• **Directions**
Reply with nothing except the number of lines that contain the word "TradingView".

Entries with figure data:
* * *
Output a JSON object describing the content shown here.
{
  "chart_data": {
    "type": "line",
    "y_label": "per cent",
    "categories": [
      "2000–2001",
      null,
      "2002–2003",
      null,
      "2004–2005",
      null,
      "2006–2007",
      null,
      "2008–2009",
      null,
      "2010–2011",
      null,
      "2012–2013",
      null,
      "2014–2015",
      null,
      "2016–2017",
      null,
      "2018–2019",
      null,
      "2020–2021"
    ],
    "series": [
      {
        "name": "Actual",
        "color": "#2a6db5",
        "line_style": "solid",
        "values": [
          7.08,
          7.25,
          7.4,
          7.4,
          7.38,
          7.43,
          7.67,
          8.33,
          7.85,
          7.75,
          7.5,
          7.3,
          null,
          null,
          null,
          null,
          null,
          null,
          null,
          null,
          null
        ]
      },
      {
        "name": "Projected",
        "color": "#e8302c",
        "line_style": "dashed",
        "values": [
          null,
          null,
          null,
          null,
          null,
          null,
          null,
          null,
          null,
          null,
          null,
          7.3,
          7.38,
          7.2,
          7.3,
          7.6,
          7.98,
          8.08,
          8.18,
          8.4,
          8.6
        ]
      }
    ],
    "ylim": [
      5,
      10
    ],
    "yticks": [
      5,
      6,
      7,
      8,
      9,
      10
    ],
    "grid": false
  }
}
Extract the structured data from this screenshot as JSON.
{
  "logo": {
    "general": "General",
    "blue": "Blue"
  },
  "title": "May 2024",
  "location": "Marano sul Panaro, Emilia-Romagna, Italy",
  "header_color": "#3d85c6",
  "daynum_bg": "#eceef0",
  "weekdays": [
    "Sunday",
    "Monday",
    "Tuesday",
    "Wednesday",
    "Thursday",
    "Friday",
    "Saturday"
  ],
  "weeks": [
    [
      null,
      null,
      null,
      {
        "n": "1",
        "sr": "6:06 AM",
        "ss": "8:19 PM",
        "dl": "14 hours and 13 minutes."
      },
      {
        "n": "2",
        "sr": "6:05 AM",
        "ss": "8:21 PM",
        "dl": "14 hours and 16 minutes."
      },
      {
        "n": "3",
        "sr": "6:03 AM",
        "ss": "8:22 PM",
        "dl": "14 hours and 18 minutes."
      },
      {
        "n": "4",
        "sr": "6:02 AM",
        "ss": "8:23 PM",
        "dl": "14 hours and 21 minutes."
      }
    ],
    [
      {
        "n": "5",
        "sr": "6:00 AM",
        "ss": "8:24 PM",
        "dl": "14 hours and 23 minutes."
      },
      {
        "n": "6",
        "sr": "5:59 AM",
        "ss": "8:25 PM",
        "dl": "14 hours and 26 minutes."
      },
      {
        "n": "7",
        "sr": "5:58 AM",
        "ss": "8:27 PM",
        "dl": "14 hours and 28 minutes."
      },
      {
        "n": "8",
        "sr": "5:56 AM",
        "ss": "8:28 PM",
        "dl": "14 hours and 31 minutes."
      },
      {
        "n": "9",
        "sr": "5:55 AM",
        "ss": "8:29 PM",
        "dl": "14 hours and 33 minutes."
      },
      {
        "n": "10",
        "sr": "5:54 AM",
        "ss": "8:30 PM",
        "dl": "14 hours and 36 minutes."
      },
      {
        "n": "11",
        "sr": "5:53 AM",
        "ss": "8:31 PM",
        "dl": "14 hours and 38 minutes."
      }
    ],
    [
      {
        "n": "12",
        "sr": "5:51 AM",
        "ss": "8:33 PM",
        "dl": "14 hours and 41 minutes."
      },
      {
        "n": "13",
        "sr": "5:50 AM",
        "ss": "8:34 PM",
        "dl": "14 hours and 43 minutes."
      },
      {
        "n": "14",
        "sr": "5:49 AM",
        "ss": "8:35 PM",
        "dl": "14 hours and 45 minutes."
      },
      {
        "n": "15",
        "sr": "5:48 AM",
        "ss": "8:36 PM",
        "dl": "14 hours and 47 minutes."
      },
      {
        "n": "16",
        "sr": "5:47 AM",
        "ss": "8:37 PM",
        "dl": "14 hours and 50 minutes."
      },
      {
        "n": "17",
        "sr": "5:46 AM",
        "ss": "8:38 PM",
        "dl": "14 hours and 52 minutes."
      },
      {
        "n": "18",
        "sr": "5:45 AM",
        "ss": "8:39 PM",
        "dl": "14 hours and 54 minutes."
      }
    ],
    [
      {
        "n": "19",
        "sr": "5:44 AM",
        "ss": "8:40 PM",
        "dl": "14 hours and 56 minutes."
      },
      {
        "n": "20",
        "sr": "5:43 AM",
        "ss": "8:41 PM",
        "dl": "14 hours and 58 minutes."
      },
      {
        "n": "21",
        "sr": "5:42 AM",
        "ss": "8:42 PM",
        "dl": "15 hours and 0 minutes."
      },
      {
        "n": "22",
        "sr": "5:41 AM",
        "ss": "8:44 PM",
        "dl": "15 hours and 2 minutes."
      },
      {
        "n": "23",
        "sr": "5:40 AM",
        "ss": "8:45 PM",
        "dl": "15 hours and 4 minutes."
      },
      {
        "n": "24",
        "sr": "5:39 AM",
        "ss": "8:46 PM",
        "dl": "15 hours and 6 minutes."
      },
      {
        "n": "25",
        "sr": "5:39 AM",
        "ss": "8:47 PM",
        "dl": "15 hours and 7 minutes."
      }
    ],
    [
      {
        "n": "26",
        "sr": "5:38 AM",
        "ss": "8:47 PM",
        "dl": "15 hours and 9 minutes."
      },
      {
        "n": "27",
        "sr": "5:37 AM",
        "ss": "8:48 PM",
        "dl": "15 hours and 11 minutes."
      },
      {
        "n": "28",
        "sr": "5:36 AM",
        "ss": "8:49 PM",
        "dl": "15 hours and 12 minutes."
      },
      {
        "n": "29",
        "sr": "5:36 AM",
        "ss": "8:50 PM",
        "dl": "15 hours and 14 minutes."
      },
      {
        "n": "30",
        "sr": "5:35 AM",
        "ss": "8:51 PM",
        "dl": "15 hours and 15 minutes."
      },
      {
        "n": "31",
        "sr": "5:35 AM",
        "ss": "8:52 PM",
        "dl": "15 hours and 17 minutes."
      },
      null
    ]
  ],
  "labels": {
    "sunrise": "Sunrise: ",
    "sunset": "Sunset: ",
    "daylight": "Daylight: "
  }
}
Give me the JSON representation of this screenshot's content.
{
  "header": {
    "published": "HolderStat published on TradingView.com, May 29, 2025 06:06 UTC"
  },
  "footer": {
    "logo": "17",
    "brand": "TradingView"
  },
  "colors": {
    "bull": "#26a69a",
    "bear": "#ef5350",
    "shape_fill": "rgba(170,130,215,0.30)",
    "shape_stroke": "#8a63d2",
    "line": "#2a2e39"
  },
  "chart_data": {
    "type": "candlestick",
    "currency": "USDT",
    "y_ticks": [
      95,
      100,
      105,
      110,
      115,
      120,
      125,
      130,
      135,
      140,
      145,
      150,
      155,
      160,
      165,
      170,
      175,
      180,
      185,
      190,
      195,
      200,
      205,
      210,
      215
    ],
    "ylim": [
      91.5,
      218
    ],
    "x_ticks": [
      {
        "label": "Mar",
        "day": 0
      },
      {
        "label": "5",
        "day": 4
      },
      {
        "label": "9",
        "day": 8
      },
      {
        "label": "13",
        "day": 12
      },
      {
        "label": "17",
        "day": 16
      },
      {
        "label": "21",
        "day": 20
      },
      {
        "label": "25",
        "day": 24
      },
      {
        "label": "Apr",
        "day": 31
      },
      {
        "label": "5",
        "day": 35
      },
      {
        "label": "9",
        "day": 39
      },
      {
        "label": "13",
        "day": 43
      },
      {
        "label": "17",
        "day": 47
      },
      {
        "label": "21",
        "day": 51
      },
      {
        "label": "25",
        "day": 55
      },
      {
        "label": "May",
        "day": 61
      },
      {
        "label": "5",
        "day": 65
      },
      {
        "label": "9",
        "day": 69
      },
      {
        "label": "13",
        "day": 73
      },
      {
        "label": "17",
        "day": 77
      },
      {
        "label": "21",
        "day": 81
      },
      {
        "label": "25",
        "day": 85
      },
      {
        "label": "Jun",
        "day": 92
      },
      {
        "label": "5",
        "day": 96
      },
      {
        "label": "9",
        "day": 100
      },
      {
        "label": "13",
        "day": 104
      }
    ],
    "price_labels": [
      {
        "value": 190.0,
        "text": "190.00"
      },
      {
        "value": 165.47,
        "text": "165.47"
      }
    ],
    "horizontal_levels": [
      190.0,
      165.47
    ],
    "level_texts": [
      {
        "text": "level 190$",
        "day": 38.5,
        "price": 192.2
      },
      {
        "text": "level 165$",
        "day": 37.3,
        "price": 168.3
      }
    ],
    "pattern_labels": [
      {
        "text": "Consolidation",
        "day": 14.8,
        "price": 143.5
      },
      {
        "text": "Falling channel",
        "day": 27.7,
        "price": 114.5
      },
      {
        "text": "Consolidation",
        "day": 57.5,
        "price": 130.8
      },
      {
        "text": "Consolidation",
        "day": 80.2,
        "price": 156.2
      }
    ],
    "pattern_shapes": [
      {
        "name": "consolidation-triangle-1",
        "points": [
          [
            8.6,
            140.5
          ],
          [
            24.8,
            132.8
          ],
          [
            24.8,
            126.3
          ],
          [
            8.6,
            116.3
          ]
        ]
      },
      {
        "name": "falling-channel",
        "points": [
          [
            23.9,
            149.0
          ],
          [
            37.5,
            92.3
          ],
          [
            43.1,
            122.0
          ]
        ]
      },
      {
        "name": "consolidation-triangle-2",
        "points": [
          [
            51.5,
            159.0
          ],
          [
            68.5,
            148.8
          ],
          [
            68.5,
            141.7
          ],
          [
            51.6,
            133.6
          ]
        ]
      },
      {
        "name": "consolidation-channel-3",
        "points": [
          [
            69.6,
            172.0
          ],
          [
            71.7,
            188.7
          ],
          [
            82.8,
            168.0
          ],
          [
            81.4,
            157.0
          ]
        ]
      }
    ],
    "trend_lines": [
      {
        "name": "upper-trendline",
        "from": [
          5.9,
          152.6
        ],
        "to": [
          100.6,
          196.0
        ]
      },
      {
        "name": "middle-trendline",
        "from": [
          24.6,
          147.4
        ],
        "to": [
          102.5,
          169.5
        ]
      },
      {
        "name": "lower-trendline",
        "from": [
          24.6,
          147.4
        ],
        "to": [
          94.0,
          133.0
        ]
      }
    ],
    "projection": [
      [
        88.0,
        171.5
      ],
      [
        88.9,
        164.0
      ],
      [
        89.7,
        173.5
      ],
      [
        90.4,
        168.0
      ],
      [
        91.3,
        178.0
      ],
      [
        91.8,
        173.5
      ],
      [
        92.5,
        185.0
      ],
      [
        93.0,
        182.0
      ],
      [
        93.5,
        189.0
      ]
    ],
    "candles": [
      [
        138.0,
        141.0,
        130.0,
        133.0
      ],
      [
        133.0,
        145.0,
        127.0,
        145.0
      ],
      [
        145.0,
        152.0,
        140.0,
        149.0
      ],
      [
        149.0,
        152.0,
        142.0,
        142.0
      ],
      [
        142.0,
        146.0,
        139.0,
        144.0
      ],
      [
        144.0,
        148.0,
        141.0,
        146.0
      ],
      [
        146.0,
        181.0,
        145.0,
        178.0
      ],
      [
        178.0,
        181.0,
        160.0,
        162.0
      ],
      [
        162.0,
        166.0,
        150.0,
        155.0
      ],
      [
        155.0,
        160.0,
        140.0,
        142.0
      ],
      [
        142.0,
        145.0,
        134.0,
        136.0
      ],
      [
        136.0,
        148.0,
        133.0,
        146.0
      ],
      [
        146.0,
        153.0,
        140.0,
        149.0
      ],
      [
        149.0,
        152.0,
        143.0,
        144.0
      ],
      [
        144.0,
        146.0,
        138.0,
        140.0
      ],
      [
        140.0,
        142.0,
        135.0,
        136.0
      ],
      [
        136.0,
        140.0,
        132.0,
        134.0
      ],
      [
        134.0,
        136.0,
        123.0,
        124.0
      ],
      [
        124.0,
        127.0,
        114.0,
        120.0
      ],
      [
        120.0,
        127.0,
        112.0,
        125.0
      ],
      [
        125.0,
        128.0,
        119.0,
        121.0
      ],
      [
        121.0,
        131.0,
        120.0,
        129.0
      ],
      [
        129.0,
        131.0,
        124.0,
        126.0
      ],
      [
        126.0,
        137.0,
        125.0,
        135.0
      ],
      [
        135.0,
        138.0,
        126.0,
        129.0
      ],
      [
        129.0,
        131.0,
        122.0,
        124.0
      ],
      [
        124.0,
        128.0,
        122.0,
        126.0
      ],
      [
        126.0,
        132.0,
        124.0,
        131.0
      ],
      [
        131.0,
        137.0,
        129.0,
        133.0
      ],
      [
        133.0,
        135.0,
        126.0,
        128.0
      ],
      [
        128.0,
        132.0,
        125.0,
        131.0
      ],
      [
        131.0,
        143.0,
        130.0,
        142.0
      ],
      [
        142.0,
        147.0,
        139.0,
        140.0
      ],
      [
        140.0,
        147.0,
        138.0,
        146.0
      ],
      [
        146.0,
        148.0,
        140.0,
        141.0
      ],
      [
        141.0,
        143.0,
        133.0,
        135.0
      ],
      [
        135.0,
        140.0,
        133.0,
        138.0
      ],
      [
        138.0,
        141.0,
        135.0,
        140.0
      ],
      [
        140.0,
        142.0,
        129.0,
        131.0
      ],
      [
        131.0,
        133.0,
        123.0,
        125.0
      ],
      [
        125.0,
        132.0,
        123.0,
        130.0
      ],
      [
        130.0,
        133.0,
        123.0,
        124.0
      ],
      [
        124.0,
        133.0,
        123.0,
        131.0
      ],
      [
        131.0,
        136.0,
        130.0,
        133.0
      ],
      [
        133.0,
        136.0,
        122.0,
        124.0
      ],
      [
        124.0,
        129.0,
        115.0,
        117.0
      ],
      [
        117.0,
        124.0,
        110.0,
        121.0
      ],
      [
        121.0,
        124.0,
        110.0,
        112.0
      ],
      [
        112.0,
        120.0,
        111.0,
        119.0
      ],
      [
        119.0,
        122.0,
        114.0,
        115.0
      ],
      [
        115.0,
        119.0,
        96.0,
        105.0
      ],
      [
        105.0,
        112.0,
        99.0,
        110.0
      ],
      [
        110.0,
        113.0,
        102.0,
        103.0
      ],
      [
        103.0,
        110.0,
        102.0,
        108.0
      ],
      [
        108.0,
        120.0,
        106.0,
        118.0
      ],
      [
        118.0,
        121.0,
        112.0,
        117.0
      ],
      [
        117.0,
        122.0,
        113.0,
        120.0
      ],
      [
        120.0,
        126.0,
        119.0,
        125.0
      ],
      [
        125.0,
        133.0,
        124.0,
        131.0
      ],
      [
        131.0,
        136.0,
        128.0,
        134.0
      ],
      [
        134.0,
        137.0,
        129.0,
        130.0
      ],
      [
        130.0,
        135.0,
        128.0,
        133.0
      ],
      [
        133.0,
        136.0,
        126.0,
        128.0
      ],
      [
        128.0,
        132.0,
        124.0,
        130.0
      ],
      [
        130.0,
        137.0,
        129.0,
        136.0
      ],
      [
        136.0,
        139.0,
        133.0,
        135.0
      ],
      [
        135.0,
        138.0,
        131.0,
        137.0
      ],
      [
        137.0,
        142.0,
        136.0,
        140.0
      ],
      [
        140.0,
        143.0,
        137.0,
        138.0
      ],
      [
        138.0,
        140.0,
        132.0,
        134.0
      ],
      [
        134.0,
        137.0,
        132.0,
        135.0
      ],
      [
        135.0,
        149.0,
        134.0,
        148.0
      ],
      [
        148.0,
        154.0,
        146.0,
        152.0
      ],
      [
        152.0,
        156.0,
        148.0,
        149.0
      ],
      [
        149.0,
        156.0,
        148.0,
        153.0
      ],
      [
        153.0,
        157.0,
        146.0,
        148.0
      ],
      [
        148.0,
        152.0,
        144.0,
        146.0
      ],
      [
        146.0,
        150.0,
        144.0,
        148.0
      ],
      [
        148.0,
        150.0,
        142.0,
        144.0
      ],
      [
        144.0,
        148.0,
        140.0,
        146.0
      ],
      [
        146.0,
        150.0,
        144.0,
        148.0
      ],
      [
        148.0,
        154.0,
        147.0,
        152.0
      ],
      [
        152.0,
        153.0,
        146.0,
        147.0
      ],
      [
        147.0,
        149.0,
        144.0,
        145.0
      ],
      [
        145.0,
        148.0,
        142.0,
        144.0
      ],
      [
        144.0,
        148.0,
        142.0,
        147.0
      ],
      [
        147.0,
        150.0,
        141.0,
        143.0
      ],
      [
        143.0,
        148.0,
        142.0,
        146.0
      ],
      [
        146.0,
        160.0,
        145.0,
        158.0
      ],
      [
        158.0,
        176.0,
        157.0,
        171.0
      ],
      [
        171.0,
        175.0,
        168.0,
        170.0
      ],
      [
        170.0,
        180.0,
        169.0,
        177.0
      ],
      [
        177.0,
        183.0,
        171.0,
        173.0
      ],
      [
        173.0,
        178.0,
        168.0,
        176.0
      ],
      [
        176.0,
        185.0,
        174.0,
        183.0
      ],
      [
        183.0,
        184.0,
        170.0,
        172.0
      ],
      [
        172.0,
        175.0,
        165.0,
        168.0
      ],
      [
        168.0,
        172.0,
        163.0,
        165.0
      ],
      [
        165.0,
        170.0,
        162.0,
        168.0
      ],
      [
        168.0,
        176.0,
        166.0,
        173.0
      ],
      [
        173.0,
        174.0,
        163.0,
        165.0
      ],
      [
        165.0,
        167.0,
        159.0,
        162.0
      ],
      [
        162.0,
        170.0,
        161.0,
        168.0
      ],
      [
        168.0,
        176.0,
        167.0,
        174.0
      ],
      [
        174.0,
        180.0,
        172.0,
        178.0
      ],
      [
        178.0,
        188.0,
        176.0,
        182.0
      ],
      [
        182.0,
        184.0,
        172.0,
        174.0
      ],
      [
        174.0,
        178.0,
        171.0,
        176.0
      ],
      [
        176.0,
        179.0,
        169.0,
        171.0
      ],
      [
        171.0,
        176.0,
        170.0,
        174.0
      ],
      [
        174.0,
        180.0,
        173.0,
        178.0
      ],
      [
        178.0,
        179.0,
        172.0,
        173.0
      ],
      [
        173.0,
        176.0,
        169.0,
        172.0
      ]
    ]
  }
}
* * *
• **Answer**
2